The exercise
Return exactly the lines from the "Give me the" line through the last line of the entries below. Include no pictures.

Input rows
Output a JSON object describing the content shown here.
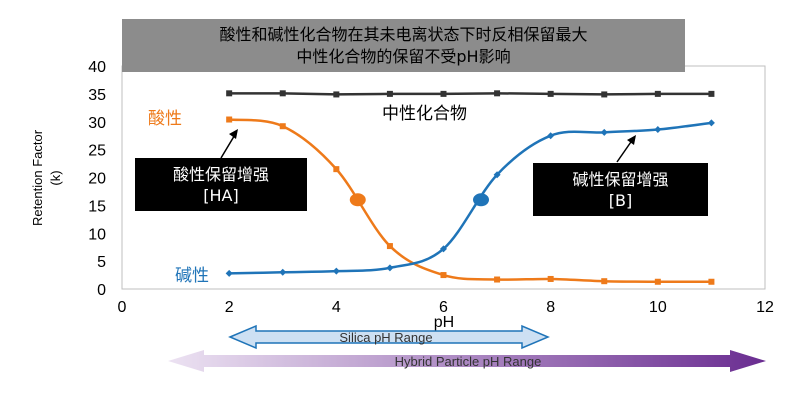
{
  "title": {
    "line1": "酸性和碱性化合物在其未电离状态下时反相保留最大",
    "line2": "中性化合物的保留不受pH影响"
  },
  "callouts": {
    "acid": {
      "line1": "酸性保留增强",
      "line2": "[HA]"
    },
    "base": {
      "line1": "碱性保留增强",
      "line2": "[B]"
    }
  },
  "ranges": {
    "silica": "Silica pH Range",
    "hybrid": "Hybrid Particle pH Range"
  },
  "colors": {
    "acid": "#ee7a1a",
    "base": "#1f74b8",
    "neutral": "#333333",
    "silica_arrow": "#cde0f3",
    "silica_border": "#1f74b8",
    "hybrid_start": "#ece2f2",
    "hybrid_end": "#6a2d91"
  },
  "chart_data": {
    "type": "line",
    "xlabel": "pH",
    "ylabel": "Retention Factor\n(k)",
    "xlim": [
      0,
      12
    ],
    "ylim": [
      0,
      40
    ],
    "xticks": [
      0,
      2,
      4,
      6,
      8,
      10,
      12
    ],
    "yticks": [
      0,
      5,
      10,
      15,
      20,
      25,
      30,
      35,
      40
    ],
    "grid": false,
    "series": [
      {
        "name": "中性化合物",
        "key": "neutral",
        "marker": "square",
        "x": [
          2,
          3,
          4,
          5,
          6,
          7,
          8,
          9,
          10,
          11
        ],
        "y": [
          35.1,
          35.1,
          34.9,
          35.0,
          35.0,
          35.1,
          35.0,
          34.9,
          35.0,
          35.0
        ]
      },
      {
        "name": "酸性",
        "key": "acid",
        "marker": "square",
        "x": [
          2,
          3,
          4,
          5,
          6,
          7,
          8,
          9,
          10,
          11
        ],
        "y": [
          30.4,
          29.2,
          21.5,
          7.7,
          2.5,
          1.7,
          1.8,
          1.4,
          1.3,
          1.3
        ],
        "pka": {
          "x": 4.4,
          "y": 16
        }
      },
      {
        "name": "碱性",
        "key": "base",
        "marker": "diamond",
        "x": [
          2,
          3,
          4,
          5,
          6,
          7,
          8,
          9,
          10,
          11
        ],
        "y": [
          2.8,
          3.0,
          3.2,
          3.8,
          7.2,
          20.5,
          27.5,
          28.1,
          28.6,
          29.8
        ],
        "pka": {
          "x": 6.7,
          "y": 16
        }
      }
    ]
  }
}
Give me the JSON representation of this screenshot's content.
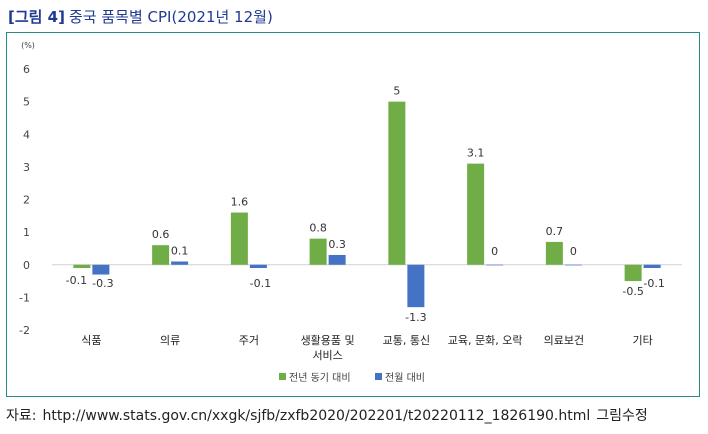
{
  "header": {
    "tag": "[그림 4]",
    "title": "중국 품목별 CPI(2021년 12월)"
  },
  "source": {
    "label": "자료:",
    "url": "http://www.stats.gov.cn/xxgk/sjfb/zxfb2020/202201/t20220112_1826190.html",
    "note": "그림수정"
  },
  "chart_data": {
    "type": "bar",
    "unit_label": "(%)",
    "categories": [
      "식품",
      "의류",
      "주거",
      "생활용품 및\n서비스",
      "교통, 통신",
      "교육, 문화, 오락",
      "의료보건",
      "기타"
    ],
    "series": [
      {
        "name": "전년 동기 대비",
        "color": "#70ad47",
        "values": [
          -0.1,
          0.6,
          1.6,
          0.8,
          5,
          3.1,
          0.7,
          -0.5
        ]
      },
      {
        "name": "전월 대비",
        "color": "#4472c4",
        "values": [
          -0.3,
          0.1,
          -0.1,
          0.3,
          -1.3,
          0,
          0,
          -0.1
        ]
      }
    ],
    "ylim": [
      -2,
      6
    ],
    "yticks": [
      -2,
      -1,
      0,
      1,
      2,
      3,
      4,
      5,
      6
    ],
    "legend_position": "bottom",
    "grid": false
  }
}
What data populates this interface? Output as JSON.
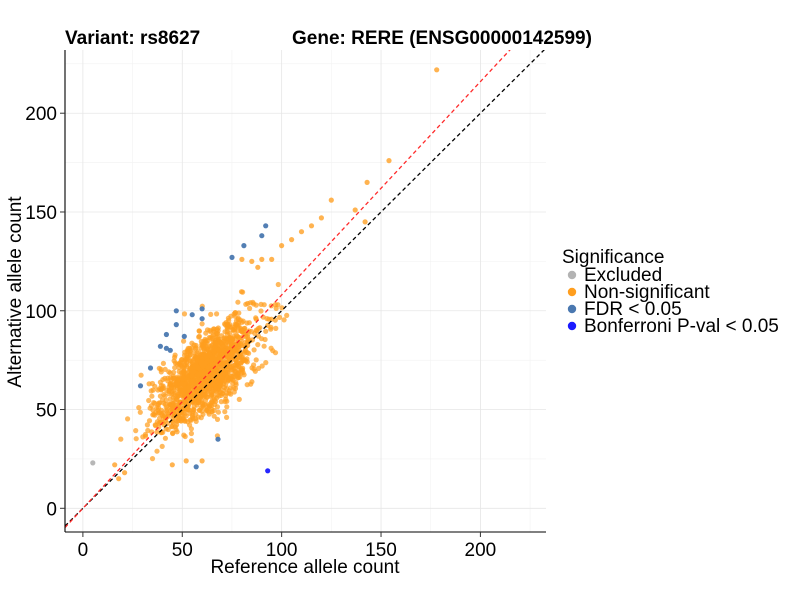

Final result
Give me the JSON representation of this screenshot's content.
{
  "header": {
    "tag": "[그림 4]",
    "title": "중국 품목별 CPI(2021년 12월)"
  },
  "source": {
    "label": "자료:",
    "url": "http://www.stats.gov.cn/xxgk/sjfb/zxfb2020/202201/t20220112_1826190.html",
    "note": "그림수정"
  },
  "chart_data": {
    "type": "bar",
    "unit_label": "(%)",
    "categories": [
      "식품",
      "의류",
      "주거",
      "생활용품 및\n서비스",
      "교통, 통신",
      "교육, 문화, 오락",
      "의료보건",
      "기타"
    ],
    "series": [
      {
        "name": "전년 동기 대비",
        "color": "#70ad47",
        "values": [
          -0.1,
          0.6,
          1.6,
          0.8,
          5,
          3.1,
          0.7,
          -0.5
        ]
      },
      {
        "name": "전월 대비",
        "color": "#4472c4",
        "values": [
          -0.3,
          0.1,
          -0.1,
          0.3,
          -1.3,
          0,
          0,
          -0.1
        ]
      }
    ],
    "ylim": [
      -2,
      6
    ],
    "yticks": [
      -2,
      -1,
      0,
      1,
      2,
      3,
      4,
      5,
      6
    ],
    "legend_position": "bottom",
    "grid": false
  }
}
What data populates this interface? Output as JSON.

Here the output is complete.